=== JOB ===
Copy all lines of the listing that include the string "Strachan".

=== STORED DATA ===
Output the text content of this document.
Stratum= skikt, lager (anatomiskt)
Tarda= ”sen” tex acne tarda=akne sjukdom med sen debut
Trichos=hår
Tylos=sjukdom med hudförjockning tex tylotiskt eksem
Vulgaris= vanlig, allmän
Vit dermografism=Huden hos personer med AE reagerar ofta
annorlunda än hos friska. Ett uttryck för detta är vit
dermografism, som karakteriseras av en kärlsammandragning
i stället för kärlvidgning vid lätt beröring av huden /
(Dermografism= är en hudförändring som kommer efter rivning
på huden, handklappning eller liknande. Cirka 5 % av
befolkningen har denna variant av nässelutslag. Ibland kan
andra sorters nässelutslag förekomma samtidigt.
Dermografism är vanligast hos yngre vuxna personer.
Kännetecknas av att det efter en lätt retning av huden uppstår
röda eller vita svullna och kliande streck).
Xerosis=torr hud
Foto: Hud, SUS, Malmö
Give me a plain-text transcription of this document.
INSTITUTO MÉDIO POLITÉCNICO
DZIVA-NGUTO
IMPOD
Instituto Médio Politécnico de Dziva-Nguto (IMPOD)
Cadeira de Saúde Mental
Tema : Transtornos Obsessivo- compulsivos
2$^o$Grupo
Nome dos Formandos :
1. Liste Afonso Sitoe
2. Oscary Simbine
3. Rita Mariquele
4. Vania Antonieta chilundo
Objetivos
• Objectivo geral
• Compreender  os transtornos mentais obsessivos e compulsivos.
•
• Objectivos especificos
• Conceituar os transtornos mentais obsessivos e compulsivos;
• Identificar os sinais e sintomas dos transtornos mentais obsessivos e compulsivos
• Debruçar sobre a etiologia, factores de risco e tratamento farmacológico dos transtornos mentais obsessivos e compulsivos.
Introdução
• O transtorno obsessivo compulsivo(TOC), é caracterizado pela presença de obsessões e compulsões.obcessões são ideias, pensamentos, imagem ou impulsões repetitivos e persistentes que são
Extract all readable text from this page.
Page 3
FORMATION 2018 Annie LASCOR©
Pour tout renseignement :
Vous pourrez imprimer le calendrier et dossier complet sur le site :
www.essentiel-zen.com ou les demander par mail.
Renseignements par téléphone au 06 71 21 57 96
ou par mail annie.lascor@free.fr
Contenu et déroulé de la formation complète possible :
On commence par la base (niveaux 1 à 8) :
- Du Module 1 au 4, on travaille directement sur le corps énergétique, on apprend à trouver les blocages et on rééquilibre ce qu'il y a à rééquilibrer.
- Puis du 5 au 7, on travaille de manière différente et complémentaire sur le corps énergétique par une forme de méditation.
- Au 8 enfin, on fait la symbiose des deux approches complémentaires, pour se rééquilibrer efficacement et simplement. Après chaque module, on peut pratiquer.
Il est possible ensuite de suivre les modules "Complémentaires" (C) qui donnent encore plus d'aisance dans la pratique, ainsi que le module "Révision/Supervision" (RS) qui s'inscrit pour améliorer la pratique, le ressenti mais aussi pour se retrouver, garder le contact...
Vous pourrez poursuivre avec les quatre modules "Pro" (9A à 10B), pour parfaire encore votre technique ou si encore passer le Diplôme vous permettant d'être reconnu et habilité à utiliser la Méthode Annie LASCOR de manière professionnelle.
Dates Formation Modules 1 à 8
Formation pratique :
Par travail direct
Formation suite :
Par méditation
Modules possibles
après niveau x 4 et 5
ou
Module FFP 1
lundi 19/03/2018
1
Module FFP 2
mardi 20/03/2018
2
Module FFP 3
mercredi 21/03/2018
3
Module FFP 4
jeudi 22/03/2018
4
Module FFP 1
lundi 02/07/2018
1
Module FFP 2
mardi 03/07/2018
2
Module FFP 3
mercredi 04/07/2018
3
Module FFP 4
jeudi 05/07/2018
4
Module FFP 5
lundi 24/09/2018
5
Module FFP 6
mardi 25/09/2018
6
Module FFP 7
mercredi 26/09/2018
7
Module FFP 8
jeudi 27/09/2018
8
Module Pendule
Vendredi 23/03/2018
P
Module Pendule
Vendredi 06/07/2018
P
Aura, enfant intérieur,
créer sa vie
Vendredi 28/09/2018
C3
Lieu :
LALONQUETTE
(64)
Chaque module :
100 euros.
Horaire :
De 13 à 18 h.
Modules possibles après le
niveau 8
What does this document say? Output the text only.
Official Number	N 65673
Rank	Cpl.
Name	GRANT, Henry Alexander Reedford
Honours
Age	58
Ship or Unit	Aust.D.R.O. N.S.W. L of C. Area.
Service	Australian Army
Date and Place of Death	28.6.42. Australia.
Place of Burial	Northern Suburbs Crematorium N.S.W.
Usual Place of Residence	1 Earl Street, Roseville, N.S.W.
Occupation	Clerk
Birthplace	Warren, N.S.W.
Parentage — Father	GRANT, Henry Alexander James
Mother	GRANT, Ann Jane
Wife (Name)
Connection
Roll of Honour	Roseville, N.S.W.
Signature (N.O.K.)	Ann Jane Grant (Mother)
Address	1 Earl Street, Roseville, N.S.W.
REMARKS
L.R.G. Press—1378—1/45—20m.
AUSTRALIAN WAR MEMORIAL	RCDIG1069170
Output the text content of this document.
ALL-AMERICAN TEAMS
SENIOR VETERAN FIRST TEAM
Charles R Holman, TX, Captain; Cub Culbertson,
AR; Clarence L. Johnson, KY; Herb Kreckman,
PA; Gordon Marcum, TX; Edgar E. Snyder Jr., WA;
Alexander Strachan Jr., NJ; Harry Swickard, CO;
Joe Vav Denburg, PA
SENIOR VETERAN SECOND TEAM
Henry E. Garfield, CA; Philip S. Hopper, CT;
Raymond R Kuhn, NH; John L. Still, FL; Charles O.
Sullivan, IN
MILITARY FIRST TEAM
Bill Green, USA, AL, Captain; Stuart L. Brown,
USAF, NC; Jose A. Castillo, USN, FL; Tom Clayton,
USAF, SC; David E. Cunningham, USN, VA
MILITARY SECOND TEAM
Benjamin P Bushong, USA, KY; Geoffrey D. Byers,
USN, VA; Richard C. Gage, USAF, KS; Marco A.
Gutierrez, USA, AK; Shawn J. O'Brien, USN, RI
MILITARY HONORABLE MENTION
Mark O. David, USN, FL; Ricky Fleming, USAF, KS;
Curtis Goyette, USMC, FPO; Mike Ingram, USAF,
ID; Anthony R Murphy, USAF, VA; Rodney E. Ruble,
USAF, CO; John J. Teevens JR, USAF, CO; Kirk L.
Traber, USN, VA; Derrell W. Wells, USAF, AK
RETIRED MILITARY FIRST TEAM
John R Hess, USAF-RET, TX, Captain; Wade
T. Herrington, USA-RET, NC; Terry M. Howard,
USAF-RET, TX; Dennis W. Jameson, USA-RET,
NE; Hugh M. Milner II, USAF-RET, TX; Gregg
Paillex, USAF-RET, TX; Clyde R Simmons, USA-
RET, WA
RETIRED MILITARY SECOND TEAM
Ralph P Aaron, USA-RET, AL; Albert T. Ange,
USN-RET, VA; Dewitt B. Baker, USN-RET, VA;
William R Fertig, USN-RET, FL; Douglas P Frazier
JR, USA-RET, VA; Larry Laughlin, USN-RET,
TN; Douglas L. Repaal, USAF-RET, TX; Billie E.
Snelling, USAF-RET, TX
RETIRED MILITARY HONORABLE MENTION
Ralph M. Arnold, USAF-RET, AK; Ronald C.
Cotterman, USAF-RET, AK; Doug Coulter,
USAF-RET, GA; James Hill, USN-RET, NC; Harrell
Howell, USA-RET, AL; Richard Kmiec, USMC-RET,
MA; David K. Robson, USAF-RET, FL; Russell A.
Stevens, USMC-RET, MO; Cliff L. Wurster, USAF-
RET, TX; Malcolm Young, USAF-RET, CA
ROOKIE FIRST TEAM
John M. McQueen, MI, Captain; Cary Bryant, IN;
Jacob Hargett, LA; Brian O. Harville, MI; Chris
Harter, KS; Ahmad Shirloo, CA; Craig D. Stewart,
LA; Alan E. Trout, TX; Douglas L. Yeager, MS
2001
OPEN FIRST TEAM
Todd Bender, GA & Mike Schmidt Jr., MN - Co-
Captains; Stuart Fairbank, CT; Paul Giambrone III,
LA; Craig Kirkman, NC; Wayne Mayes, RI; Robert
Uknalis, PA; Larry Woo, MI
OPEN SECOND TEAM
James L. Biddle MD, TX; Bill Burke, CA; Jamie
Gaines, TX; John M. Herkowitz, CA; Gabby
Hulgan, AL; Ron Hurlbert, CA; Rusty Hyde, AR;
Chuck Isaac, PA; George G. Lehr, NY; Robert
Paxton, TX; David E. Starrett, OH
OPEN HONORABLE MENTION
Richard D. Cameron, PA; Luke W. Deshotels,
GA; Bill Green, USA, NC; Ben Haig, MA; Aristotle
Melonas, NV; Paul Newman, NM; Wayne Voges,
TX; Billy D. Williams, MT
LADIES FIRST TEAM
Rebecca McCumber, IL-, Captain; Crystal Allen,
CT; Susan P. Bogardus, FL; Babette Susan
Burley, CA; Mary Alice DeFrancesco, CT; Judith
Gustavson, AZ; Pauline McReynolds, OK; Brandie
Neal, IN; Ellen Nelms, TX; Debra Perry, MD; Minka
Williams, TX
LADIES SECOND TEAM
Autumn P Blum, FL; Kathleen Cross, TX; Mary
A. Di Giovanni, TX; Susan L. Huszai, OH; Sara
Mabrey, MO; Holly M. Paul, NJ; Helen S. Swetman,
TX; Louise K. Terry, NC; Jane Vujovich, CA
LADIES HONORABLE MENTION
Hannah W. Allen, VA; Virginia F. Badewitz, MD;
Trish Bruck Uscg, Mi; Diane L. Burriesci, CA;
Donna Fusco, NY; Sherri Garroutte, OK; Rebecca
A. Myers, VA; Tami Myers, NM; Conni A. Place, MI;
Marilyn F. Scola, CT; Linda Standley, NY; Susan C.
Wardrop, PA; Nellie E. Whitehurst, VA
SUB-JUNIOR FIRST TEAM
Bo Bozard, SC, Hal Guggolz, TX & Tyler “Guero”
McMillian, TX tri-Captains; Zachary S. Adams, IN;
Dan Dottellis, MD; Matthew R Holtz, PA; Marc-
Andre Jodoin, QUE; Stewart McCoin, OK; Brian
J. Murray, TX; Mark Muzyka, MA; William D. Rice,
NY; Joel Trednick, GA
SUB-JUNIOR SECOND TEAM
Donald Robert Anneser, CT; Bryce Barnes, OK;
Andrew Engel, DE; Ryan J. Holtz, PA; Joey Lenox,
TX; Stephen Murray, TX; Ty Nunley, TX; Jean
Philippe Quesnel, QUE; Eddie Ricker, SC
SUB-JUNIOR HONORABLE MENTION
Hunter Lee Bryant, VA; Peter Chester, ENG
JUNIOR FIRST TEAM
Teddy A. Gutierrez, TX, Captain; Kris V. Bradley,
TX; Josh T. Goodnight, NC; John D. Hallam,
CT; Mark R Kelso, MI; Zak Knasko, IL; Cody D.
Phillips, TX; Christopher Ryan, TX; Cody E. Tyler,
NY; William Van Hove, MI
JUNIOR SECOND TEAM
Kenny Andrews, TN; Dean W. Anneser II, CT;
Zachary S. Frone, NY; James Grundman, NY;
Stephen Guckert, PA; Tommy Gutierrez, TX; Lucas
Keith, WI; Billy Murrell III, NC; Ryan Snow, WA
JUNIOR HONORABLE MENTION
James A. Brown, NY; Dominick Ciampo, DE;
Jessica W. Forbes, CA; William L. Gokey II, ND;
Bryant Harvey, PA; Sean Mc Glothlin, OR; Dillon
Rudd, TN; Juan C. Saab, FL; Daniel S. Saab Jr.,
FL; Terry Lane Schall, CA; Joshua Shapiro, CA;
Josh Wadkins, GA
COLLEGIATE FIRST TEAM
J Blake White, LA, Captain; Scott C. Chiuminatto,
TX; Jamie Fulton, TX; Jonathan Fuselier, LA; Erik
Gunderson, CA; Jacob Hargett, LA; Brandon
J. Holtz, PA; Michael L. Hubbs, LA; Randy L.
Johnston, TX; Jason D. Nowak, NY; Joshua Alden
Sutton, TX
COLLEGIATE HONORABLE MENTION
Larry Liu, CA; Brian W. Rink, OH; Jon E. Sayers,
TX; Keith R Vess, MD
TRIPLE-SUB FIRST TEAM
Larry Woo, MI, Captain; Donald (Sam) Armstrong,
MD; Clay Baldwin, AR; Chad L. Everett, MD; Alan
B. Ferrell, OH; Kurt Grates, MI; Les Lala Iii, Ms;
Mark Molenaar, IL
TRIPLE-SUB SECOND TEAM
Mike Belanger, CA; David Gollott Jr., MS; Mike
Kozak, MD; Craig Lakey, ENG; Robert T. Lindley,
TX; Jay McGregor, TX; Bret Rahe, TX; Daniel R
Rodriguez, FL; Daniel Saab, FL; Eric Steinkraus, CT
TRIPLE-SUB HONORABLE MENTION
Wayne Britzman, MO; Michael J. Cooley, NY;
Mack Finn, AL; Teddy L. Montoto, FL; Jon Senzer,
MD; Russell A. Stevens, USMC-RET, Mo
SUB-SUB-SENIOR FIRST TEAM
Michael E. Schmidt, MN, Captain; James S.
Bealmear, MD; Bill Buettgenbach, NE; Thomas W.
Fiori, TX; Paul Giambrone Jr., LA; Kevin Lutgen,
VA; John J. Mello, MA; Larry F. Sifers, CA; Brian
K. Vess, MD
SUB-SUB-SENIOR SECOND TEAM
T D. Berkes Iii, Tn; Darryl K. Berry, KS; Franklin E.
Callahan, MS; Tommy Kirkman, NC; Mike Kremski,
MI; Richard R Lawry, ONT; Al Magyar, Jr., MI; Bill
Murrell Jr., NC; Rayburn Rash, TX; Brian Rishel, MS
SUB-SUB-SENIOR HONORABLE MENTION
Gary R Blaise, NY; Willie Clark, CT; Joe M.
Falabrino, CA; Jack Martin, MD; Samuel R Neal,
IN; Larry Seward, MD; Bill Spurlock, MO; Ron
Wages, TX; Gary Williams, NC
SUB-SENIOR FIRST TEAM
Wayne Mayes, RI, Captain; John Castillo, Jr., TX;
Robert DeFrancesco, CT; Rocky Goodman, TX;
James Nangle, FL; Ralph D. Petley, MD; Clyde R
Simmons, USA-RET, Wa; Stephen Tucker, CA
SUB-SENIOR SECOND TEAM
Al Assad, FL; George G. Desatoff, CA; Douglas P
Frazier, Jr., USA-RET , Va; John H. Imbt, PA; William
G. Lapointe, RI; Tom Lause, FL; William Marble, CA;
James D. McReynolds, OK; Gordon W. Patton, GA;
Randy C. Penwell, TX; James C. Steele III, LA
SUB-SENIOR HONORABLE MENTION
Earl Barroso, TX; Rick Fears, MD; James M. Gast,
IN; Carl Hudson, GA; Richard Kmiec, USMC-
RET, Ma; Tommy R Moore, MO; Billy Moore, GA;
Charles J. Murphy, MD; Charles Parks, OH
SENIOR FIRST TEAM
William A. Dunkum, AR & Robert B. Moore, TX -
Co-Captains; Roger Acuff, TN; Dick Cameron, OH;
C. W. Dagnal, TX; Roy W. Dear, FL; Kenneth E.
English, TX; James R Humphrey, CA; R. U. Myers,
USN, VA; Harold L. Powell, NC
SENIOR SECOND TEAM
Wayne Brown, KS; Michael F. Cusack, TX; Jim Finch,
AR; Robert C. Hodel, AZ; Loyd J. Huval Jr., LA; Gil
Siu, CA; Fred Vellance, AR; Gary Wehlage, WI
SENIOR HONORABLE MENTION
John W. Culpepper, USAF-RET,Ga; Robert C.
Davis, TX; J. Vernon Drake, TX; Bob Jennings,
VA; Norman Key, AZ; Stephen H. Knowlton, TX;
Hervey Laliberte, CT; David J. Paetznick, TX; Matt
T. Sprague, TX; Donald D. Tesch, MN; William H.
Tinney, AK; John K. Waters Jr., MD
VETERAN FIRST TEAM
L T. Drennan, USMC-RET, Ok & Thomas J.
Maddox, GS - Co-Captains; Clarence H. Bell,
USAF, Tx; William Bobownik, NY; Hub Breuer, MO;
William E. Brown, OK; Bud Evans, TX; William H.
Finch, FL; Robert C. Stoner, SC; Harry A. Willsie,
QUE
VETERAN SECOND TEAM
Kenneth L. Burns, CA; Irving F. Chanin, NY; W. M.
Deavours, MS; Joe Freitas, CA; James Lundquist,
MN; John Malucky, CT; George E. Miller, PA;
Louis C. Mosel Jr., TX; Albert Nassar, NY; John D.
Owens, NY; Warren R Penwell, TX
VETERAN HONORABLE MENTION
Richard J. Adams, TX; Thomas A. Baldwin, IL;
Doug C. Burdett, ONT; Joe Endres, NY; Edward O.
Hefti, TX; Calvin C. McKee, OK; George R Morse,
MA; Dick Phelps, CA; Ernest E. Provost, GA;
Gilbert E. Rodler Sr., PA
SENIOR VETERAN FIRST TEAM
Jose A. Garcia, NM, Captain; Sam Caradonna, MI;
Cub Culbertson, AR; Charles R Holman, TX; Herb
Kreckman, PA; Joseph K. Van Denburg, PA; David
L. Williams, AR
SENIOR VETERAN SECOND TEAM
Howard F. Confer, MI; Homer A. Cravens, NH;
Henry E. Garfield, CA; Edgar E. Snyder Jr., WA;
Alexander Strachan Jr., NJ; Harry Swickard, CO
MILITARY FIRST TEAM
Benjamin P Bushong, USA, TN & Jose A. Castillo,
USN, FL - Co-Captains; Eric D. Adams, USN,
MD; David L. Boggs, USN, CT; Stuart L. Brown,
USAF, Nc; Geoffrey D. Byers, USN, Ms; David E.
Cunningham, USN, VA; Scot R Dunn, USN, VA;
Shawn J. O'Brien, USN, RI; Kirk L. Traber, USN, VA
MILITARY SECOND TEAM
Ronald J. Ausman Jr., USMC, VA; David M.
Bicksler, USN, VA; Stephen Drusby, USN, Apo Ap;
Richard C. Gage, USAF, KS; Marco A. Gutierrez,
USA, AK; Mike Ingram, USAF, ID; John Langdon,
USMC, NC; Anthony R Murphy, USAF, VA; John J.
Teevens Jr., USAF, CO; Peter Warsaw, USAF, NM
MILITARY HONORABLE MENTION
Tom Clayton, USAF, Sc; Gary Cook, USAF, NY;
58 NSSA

=== FULL OUTPUT ===
Alexander Strachan Jr., NJ; Harry Swickard, CO;
Alexander Strachan Jr., NJ; Harry Swickard, CO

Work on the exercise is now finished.